- Tasks
**1.** In the Anglican Covenant blog post, translate this sentence into French: "Bishop Victoria Matthews is not merely patronising, she is actually wrong."
**2.** According to the Anglican Covenant blog post, which church rejected the Covenant this year in a clear synodical decision?
**3.** Continue the Anglican Covenant blog post from its final sentence.

┌─ Quoted passage

Not merely patronising

Bishop Victoria Matthews is not merely patronising, she is actually wrong.

Wait, you want me to back up a bit? OK.

The story so far: We’ve been considering the idea of an Anglican Covenant for years and this year the Scottish Episcopal Church decided to reject it and did so in a very clear synodical decision. The Anglican Consultative Council is currently meeting in New Zealand and Bishop Victoria has been making statements about those who can’t agree with the Covenant that are, at best disingenuous. (Which is Anglican for “Completely Wrong and Verging on Deceit”).

Here’s part of the report from the Anglican Communion Office:
Bishop Matthews… was introducing a session on the history and progress of the Covenant as part of the 15th ACC meeting in Auckland.
She stressed the point that it was not the work of IASCUFO [The International Anglican Standing Committee on Unity, Faith and Order] to promote the Covenant, but rather to monitor its reception.
“As we have sought to do that,” she told delegates, “I have often thought that the document people discuss and the actual Anglican Covenant are two different documents.
“One is the document that people have in their mind and the other is the Anglican Communion Covenant on paper. So I really want [people] to read the Covenant and be focused on that. Because often, when people start talking about the Covenant, what they describe in their mind as the Covenant is unrecognisable.”

└─
┌─ Data records

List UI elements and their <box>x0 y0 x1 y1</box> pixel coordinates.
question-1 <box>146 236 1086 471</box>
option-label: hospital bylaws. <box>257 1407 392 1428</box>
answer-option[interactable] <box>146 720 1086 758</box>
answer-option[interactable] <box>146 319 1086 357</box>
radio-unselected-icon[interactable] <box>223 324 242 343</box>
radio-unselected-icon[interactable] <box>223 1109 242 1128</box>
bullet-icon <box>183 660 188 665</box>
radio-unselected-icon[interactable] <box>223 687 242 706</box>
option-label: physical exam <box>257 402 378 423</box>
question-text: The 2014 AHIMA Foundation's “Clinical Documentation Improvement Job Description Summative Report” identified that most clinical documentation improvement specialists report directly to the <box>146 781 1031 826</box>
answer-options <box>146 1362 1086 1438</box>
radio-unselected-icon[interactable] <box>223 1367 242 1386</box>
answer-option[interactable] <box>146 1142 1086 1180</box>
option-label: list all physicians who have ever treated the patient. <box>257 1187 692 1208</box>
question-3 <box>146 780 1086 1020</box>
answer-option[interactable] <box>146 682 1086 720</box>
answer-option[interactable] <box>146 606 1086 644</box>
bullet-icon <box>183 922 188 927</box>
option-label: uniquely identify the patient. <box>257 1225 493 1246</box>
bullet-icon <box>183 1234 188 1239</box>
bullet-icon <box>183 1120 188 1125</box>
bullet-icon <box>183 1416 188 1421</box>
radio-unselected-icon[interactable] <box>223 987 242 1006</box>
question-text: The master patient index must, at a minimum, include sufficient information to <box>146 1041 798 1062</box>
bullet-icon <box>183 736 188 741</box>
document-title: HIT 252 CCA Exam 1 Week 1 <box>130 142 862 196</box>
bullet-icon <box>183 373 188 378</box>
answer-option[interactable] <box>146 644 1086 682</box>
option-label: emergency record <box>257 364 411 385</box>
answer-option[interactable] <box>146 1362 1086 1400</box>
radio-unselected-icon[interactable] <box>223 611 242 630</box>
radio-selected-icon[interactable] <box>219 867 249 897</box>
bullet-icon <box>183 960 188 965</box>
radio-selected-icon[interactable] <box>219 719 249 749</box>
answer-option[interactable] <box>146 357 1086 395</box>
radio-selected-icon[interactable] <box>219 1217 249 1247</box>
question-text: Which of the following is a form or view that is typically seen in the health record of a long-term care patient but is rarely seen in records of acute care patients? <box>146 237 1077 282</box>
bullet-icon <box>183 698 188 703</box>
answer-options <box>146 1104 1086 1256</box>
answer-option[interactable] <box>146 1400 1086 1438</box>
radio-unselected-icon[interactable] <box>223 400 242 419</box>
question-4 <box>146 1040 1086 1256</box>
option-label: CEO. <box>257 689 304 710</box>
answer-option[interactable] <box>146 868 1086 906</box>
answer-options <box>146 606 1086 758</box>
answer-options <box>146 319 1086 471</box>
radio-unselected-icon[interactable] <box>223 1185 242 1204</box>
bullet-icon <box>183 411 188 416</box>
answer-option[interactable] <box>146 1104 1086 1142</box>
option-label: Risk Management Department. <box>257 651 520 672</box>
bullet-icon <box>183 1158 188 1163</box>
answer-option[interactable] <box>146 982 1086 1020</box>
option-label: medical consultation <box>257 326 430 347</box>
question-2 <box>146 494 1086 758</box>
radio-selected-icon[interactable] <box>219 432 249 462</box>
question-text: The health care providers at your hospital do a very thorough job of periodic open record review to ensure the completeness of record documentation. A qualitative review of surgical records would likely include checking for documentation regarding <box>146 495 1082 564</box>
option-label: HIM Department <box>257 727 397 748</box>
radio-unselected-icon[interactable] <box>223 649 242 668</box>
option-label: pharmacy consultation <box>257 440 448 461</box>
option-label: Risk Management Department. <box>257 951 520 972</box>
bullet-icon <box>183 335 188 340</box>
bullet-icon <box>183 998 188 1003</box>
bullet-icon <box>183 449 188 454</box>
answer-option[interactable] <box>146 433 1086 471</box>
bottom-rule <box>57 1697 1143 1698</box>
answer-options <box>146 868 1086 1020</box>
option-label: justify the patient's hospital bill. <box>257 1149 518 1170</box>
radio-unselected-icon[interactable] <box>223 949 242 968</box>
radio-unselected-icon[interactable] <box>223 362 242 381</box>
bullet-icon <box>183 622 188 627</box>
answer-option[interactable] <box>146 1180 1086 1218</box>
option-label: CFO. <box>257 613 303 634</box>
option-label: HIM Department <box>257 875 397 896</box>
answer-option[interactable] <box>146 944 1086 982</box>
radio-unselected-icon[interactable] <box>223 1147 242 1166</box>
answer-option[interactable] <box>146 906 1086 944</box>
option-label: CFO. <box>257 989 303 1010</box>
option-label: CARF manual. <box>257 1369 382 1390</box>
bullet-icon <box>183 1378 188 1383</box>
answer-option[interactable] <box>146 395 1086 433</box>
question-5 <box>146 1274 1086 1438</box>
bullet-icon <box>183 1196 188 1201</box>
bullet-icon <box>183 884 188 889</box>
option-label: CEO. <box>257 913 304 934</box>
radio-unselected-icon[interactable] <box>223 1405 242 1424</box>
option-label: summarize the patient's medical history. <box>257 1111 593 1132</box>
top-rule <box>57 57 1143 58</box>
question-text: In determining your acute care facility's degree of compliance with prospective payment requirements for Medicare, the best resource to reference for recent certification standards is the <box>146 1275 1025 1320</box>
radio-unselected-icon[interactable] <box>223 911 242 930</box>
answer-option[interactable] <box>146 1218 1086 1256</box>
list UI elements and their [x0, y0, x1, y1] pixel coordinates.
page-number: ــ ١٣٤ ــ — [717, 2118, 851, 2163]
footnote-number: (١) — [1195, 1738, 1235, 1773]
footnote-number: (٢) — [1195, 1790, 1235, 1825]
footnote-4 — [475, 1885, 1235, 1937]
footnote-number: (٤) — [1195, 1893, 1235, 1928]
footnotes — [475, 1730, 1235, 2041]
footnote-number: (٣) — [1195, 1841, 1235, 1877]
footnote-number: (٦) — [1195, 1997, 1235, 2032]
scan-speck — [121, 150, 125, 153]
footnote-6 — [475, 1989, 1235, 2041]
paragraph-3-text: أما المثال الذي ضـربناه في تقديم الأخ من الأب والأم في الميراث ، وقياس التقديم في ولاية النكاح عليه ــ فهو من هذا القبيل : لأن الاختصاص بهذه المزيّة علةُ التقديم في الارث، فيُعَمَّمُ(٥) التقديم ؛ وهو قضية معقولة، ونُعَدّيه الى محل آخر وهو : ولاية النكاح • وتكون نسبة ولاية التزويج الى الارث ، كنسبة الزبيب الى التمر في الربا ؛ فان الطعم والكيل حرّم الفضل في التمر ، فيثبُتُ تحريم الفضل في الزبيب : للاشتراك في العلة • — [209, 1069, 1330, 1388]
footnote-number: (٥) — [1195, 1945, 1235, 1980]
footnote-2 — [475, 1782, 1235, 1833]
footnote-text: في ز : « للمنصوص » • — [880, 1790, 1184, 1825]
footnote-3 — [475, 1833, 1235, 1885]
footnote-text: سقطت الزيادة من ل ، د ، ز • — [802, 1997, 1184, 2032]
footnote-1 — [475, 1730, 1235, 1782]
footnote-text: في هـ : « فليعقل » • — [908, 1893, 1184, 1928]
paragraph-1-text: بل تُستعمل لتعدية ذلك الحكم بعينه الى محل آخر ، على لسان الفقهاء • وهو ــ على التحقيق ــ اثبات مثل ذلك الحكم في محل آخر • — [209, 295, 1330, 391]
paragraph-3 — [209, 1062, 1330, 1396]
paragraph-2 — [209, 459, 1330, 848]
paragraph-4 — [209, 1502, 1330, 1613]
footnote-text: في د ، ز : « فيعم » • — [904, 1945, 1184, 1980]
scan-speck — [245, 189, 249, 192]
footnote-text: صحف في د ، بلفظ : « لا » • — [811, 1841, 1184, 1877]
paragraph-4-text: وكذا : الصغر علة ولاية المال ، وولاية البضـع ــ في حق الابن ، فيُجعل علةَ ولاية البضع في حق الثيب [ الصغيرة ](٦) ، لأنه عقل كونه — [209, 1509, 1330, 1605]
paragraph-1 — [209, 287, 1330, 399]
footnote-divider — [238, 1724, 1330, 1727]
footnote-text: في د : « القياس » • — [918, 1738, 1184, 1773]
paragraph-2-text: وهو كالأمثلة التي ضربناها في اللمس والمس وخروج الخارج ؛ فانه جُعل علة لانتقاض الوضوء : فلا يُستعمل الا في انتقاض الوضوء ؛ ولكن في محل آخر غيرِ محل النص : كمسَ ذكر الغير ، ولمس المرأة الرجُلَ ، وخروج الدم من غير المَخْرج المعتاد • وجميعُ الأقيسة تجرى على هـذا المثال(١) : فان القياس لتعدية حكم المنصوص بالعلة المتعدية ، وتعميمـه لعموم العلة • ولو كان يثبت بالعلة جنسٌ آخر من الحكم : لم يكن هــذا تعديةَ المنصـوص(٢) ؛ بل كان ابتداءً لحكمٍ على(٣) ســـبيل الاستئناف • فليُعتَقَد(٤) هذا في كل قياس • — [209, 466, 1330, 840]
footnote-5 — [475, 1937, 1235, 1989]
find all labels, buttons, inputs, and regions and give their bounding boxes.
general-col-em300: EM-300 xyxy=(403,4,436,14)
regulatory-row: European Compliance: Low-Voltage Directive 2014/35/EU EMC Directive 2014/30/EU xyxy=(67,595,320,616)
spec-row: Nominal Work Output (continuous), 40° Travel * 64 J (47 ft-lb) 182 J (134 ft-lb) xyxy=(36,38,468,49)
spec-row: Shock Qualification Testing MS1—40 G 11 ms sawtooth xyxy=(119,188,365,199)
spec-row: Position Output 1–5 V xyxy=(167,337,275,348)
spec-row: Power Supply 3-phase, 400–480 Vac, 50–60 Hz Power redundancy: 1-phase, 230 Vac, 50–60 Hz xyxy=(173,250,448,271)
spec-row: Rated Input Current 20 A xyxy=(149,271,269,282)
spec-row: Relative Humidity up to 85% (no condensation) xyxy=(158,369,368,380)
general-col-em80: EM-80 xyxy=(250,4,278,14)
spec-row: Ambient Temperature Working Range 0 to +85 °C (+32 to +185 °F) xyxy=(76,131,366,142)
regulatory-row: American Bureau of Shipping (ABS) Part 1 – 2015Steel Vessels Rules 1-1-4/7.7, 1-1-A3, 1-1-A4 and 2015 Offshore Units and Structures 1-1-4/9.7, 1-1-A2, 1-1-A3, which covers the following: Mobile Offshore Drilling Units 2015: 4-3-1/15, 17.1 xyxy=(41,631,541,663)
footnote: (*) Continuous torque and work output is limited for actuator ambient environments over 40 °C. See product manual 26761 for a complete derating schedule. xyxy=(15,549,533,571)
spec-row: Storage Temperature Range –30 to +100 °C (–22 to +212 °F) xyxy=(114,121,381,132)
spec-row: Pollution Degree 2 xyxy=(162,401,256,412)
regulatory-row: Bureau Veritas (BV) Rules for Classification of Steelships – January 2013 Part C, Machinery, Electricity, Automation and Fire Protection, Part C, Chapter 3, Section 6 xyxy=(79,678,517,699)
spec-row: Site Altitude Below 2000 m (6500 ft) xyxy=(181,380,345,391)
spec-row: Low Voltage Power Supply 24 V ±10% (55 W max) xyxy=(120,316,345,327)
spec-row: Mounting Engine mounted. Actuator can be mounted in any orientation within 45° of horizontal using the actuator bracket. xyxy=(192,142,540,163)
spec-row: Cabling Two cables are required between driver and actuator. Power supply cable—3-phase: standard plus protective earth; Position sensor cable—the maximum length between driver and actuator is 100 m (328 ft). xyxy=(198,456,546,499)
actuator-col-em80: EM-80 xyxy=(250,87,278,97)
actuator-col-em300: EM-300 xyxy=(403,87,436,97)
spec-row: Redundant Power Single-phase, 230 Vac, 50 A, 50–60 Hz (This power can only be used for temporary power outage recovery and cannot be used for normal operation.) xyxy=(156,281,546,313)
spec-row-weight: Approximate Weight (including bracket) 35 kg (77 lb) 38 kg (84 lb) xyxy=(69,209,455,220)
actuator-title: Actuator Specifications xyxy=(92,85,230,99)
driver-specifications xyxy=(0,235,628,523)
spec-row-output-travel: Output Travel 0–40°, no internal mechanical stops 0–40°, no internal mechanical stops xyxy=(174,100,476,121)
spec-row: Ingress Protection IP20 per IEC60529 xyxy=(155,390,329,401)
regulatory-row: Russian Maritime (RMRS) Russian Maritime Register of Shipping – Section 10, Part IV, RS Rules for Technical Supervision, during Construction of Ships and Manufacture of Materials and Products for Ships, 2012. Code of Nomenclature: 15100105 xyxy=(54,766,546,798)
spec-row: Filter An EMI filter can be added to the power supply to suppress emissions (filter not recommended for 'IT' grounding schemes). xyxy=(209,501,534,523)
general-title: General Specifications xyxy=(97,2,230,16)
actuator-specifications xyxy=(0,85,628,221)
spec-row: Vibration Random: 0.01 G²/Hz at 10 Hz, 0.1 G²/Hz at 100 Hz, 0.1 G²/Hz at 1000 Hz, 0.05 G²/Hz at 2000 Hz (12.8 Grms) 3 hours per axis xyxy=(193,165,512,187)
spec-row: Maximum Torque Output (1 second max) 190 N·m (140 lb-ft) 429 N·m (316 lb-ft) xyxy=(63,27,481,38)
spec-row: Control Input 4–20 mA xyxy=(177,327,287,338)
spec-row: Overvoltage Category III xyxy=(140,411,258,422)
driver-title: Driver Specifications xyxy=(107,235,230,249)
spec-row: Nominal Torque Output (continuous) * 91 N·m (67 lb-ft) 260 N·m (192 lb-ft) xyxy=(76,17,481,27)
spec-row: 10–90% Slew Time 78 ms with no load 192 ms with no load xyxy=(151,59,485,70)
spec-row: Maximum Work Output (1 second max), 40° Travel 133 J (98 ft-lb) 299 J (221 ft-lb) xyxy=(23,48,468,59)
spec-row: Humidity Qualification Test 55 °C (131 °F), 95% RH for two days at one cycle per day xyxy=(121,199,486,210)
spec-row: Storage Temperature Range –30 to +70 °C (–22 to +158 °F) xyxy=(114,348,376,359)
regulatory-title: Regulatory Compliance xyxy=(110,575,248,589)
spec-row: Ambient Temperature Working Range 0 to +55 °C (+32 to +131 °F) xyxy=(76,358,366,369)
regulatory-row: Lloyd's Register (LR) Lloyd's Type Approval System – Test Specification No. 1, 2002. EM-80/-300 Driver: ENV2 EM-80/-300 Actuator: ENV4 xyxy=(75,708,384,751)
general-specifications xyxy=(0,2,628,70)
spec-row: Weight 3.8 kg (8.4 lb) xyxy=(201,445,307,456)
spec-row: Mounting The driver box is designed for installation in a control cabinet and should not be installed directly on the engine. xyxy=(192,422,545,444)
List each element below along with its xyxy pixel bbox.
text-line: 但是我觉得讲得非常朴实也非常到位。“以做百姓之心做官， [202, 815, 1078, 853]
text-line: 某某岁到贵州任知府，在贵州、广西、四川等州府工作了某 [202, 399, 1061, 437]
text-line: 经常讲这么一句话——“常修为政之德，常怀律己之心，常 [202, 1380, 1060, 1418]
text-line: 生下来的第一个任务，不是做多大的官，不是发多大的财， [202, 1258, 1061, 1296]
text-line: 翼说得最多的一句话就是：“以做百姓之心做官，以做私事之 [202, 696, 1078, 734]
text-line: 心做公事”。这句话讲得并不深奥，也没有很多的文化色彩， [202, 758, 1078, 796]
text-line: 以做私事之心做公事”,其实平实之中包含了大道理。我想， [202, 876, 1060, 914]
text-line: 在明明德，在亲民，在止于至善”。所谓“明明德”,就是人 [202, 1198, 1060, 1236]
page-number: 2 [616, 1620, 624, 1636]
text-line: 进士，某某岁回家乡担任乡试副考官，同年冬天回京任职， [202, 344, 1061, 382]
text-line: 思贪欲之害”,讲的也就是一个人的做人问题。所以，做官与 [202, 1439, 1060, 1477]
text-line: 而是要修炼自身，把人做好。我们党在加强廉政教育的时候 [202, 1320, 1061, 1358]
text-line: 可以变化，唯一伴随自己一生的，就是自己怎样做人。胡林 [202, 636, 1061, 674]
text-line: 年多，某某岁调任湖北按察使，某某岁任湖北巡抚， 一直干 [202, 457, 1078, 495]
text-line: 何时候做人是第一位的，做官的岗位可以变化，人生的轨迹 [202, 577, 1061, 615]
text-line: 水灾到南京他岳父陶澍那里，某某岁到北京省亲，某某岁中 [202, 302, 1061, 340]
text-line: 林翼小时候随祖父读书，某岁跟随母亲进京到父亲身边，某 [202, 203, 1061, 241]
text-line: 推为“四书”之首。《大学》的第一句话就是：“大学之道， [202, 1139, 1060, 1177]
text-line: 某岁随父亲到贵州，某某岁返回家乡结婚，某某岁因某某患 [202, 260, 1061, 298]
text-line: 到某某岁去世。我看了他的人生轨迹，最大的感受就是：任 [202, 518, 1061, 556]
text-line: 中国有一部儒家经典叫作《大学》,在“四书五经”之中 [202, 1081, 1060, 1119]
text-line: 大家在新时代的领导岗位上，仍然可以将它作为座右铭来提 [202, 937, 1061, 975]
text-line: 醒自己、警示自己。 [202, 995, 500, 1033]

└─

- Task responses
**1.** L'évêque Victoria Matthews n'est pas seulement condescendante, elle a en réalité tort.

**2.** The Scottish Episcopal Church.

**3.**
I have to say that I find the suggestion that we really need to read the actual Covenant quite insulting. No church could have done better at reading the thing than the Scottish Episcopal Church. We’ve discussed it at our annual General Synod over years. We’ve looked at each different version of the text. We’ve discussed it in dioceses. We’ve discussed it in regional councils. Some have discussed it in Vestries and in some places whole congregations looked at it. People preached on it. People studied it. We went over the text itself with a tooth-comb. The Standing Committee discussed and implemented every possible way of discussing the document. We talked about it until people were sick of talking about it. We printed it out so many times that people complained about the environmental impact of the Covenant process.

And then we finally made a decision and the decision was a resounding “No.” We really don’t need to go back and read the text. We read it plenty and we made up out minds very clearly and overwhelmingly.

Bishop Victoria also said, “Remember most of the Covenant reminds us who we are in Christ.”

You know, the predominant thing that we said was not that we were worried about the punitive sections. That was true for very many of us. However the thing I heard people saying again and again was, “This just doesn’t represent who we are”.

The claim that the Covenant reminds us who we are in Christ is a rather foolish one. The Covenant is an imagined identity which we have firmly rejected.

It is certainly patronising of Bishop Victoria Matthews to imply that we in Scotland just have not read the Covanant enough. More than that though, it isn’t true.

She’s just plain wrong.


  1. Bravo, bravo, Kelvin!. I’ve lost count of how many times I’ve read the text of the Anglican Covenant, and, with each rereading, I like it less. Bishop Matthews does indeed insult all of us who have spent time pouring over the odious document and found it wanting. It is just not Anglican. God bless the Scottish Episcopal Church for its brave stand and firm “No”. I was crushed when the Episcopal Church in the US did not stand with the SEC and vote a resounding “No” at its General Convention.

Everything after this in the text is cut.